• [Challenge]: Give a count of the lines below that have the string "instrução" in them, with no other words.

• [Material]:
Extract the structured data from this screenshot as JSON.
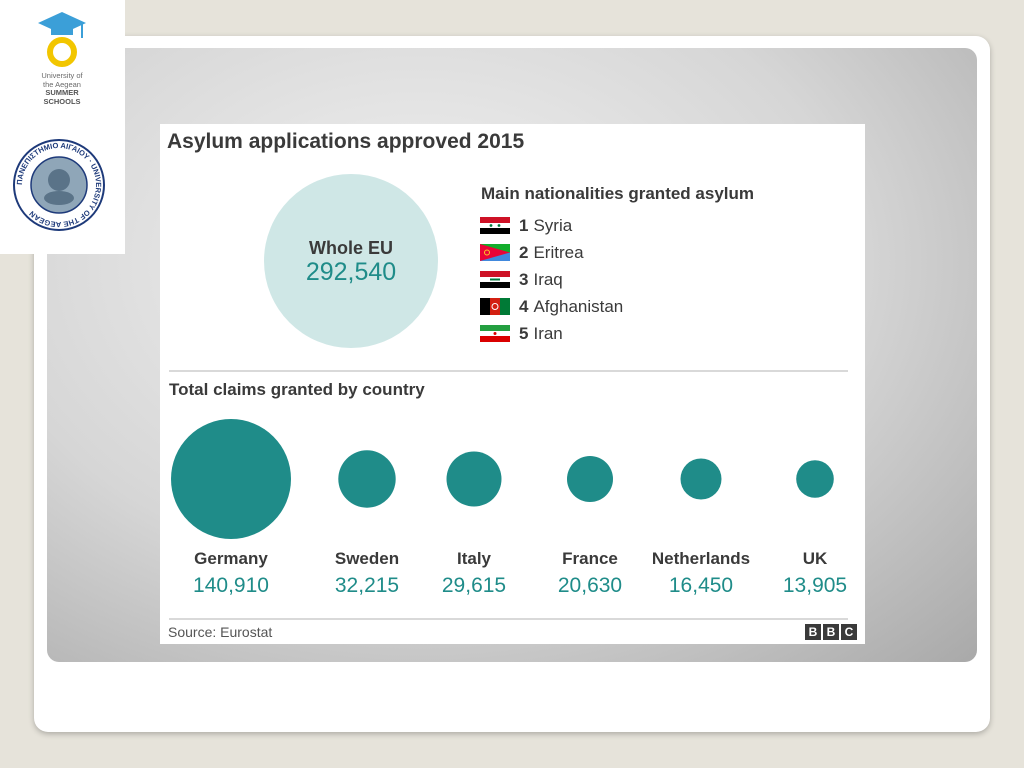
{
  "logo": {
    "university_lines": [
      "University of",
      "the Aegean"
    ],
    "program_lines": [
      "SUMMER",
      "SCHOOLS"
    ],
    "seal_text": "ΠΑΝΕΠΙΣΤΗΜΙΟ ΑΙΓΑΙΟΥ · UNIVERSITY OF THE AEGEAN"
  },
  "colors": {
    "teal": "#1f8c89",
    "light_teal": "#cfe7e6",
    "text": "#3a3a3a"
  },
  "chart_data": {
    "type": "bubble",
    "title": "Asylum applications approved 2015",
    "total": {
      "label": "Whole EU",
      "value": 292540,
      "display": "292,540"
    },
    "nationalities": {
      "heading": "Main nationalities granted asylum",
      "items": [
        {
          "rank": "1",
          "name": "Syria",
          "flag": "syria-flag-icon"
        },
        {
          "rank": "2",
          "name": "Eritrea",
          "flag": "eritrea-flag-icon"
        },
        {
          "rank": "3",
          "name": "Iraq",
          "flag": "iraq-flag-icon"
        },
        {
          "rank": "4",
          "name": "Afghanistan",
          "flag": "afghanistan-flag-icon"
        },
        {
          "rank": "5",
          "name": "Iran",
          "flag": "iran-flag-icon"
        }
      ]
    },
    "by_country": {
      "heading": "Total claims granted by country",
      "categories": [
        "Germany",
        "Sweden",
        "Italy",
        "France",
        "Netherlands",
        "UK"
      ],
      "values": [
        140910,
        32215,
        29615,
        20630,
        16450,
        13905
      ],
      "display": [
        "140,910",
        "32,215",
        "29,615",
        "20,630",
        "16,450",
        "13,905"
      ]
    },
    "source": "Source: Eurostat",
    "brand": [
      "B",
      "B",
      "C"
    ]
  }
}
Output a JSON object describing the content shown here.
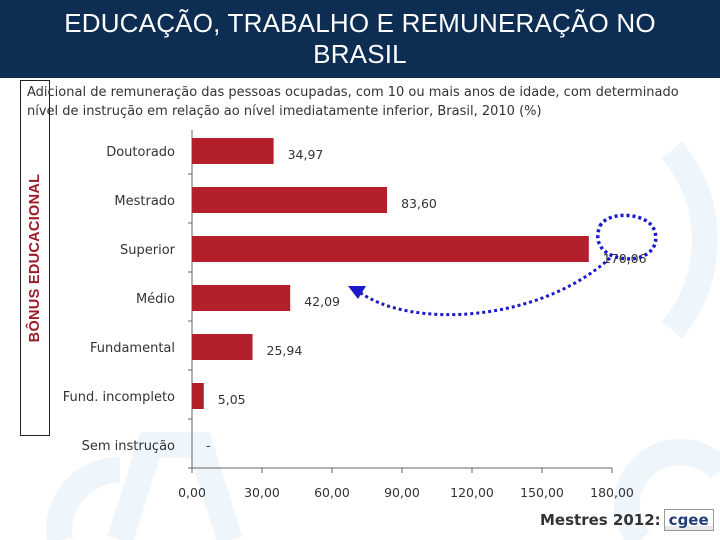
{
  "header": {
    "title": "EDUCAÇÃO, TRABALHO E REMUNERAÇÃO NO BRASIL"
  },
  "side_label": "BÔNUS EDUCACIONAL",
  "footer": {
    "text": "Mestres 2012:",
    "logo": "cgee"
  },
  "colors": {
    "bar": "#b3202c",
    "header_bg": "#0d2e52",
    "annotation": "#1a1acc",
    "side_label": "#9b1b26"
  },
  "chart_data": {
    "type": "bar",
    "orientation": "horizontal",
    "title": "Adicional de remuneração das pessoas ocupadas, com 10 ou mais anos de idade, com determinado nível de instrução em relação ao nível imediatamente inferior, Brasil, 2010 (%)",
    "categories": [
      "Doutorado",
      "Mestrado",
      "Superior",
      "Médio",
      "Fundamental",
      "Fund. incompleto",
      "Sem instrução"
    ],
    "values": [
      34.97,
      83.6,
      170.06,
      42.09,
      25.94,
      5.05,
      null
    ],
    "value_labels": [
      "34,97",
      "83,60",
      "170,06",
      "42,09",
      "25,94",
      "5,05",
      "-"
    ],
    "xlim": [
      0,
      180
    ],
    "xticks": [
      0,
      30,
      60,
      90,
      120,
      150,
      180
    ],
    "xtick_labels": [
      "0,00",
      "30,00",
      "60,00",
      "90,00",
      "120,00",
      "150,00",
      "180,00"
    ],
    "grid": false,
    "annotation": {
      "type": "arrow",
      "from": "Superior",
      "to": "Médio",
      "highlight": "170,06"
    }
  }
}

• [Expected answer]: 2